Excerpts from a dataset:
■ ■ ■

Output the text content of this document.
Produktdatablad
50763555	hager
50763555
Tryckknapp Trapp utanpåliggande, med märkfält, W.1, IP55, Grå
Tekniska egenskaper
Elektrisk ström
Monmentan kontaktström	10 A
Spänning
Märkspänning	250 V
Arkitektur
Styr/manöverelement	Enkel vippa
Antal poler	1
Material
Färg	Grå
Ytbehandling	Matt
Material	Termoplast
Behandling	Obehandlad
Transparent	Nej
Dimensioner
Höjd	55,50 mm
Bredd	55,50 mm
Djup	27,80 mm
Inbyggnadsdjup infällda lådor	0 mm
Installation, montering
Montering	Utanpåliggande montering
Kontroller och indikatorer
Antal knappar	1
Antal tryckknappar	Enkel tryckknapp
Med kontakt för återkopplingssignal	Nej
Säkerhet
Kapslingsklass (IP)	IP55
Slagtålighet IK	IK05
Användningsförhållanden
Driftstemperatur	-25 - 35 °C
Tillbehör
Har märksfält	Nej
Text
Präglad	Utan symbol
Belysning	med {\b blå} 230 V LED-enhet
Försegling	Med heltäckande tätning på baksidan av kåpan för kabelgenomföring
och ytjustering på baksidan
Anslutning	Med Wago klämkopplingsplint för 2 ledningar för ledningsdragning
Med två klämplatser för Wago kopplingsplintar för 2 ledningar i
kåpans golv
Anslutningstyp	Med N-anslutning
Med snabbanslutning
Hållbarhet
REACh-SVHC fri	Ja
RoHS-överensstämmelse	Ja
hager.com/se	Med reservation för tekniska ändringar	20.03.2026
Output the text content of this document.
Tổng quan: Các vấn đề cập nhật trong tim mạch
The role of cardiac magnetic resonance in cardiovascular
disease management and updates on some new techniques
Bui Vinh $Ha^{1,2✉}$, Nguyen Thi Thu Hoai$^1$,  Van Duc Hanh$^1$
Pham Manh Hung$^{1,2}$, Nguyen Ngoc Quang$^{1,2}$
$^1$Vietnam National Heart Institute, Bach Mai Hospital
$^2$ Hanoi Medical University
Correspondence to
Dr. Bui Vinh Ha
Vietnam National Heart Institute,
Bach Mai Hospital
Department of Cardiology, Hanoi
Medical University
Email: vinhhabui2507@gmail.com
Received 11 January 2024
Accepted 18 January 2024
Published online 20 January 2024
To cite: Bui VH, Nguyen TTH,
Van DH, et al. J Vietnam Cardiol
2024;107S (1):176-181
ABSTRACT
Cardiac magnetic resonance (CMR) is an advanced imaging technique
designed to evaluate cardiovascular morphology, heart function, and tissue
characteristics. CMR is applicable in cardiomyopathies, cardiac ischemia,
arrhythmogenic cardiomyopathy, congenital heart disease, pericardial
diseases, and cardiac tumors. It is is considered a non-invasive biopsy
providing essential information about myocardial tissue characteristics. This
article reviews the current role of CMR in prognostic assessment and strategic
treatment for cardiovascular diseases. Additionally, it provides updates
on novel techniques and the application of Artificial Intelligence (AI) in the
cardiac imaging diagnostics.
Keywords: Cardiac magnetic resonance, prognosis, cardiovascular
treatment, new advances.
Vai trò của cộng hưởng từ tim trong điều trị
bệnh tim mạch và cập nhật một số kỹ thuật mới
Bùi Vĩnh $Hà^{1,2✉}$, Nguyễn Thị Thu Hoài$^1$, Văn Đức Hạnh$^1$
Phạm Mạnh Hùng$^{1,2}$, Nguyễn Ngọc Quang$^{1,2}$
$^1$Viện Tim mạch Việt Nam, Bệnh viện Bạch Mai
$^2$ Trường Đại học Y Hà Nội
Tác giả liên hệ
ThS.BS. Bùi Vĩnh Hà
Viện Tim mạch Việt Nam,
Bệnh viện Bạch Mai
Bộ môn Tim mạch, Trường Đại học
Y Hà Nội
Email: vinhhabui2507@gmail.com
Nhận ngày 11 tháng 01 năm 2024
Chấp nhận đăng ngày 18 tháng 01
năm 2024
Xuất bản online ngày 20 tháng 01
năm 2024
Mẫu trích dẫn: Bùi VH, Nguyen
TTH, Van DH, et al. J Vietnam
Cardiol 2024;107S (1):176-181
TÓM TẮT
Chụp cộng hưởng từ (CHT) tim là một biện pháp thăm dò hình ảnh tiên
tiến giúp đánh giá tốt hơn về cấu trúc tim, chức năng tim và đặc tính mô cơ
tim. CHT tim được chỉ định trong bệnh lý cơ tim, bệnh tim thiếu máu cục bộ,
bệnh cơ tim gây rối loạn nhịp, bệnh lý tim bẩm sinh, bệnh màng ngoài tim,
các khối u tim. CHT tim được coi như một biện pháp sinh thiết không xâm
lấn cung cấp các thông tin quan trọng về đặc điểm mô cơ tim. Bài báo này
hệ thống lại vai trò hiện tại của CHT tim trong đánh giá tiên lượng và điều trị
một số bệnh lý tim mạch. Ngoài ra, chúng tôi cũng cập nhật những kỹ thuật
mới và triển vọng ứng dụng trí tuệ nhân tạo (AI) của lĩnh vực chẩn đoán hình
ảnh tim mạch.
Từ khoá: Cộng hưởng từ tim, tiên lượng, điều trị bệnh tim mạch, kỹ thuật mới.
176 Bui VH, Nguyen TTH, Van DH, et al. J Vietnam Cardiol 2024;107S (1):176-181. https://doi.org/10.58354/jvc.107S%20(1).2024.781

■ ■ ■

- [EXERCISE OBJECTIVE]
Locate and copy each line in the data above that includes the word "Hospital".

- [FINISHED TASK]
$^1$Vietnam National Heart Institute, Bach Mai Hospital
Bach Mai Hospital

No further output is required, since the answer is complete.